Your task |
Repeat each line word for word.

Data supplied |
········
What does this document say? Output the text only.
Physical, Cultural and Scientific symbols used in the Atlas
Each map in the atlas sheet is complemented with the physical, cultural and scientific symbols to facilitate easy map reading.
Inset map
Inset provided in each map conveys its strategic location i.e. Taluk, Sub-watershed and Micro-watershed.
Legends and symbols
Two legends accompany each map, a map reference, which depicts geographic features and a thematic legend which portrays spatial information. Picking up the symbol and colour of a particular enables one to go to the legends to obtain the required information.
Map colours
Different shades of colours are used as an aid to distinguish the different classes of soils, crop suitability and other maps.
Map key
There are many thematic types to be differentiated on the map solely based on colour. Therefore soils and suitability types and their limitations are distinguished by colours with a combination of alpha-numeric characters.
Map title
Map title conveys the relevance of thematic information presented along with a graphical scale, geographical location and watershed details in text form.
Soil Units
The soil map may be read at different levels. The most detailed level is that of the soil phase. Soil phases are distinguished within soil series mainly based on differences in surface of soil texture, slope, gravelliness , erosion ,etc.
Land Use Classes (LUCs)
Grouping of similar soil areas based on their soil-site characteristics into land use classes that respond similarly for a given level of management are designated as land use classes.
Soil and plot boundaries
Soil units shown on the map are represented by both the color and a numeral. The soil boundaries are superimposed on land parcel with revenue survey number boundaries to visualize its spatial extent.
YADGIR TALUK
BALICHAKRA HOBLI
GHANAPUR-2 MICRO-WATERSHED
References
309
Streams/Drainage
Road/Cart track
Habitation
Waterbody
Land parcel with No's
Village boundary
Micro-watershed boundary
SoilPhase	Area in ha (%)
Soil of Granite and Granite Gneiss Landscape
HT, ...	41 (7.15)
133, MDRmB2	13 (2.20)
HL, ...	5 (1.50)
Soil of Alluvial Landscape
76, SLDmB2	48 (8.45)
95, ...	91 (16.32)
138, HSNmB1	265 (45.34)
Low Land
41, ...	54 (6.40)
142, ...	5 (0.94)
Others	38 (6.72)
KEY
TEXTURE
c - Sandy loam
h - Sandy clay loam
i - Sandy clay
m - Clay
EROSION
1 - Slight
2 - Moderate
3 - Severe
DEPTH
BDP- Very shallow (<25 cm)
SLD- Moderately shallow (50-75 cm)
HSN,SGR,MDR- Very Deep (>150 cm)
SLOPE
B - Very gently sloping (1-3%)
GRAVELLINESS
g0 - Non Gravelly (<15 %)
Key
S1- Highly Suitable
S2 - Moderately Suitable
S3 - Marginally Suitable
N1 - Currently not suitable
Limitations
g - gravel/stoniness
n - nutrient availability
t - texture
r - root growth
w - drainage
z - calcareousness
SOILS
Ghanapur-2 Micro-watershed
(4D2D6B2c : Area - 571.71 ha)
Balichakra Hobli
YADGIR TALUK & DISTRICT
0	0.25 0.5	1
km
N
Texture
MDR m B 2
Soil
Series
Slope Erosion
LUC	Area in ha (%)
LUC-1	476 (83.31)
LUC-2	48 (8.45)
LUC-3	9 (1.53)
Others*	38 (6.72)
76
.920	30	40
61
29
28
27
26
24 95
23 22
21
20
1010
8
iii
········
Exercise result |
What does this document say? Output the text only.
Physical, Cultural and Scientific symbols used in the Atlas
Each map in the atlas sheet is complemented with the physical, cultural and scientific symbols to facilitate easy map reading.
Inset map
Inset provided in each map conveys its strategic location i.e. Taluk, Sub-watershed and Micro-watershed.
Legends and symbols
Two legends accompany each map, a map reference, which depicts geographic features and a thematic legend which portrays spatial information. Picking up the symbol and colour of a particular enables one to go to the legends to obtain the required information.
Map colours
Different shades of colours are used as an aid to distinguish the different classes of soils, crop suitability and other maps.
Map key
There are many thematic types to be differentiated on the map solely based on colour. Therefore soils and suitability types and their limitations are distinguished by colours with a combination of alpha-numeric characters.
Map title
Map title conveys the relevance of thematic information presented along with a graphical scale, geographical location and watershed details in text form.
Soil Units
The soil map may be read at different levels. The most detailed level is that of the soil phase. Soil phases are distinguished within soil series mainly based on differences in surface of soil texture, slope, gravelliness , erosion ,etc.
Land Use Classes (LUCs)
Grouping of similar soil areas based on their soil-site characteristics into land use classes that respond similarly for a given level of management are designated as land use classes.
Soil and plot boundaries
Soil units shown on the map are represented by both the color and a numeral. The soil boundaries are superimposed on land parcel with revenue survey number boundaries to visualize its spatial extent.
YADGIR TALUK
BALICHAKRA HOBLI
GHANAPUR-2 MICRO-WATERSHED
References
309
Streams/Drainage
Road/Cart track
Habitation
Waterbody
Land parcel with No's
Village boundary
Micro-watershed boundary
SoilPhase	Area in ha (%)
Soil of Granite and Granite Gneiss Landscape
HT, ...	41 (7.15)
133, MDRmB2	13 (2.20)
HL, ...	5 (1.50)
Soil of Alluvial Landscape
76, SLDmB2	48 (8.45)
95, ...	91 (16.32)
138, HSNmB1	265 (45.34)
Low Land
41, ...	54 (6.40)
142, ...	5 (0.94)
Others	38 (6.72)
KEY
TEXTURE
c - Sandy loam
h - Sandy clay loam
i - Sandy clay
m - Clay
EROSION
1 - Slight
2 - Moderate
3 - Severe
DEPTH
BDP- Very shallow (<25 cm)
SLD- Moderately shallow (50-75 cm)
HSN,SGR,MDR- Very Deep (>150 cm)
SLOPE
B - Very gently sloping (1-3%)
GRAVELLINESS
g0 - Non Gravelly (<15 %)
Key
S1- Highly Suitable
S2 - Moderately Suitable
S3 - Marginally Suitable
N1 - Currently not suitable
Limitations
g - gravel/stoniness
n - nutrient availability
t - texture
r - root growth
w - drainage
z - calcareousness
SOILS
Ghanapur-2 Micro-watershed
(4D2D6B2c : Area - 571.71 ha)
Balichakra Hobli
YADGIR TALUK & DISTRICT
0	0.25 0.5	1
km
N
Texture
MDR m B 2
Soil
Series
Slope Erosion
LUC	Area in ha (%)
LUC-1	476 (83.31)
LUC-2	48 (8.45)
LUC-3	9 (1.53)
Others*	38 (6.72)
76
.920	30	40
61
29
28
27
26
24 95
23 22
21
20
1010
8
iii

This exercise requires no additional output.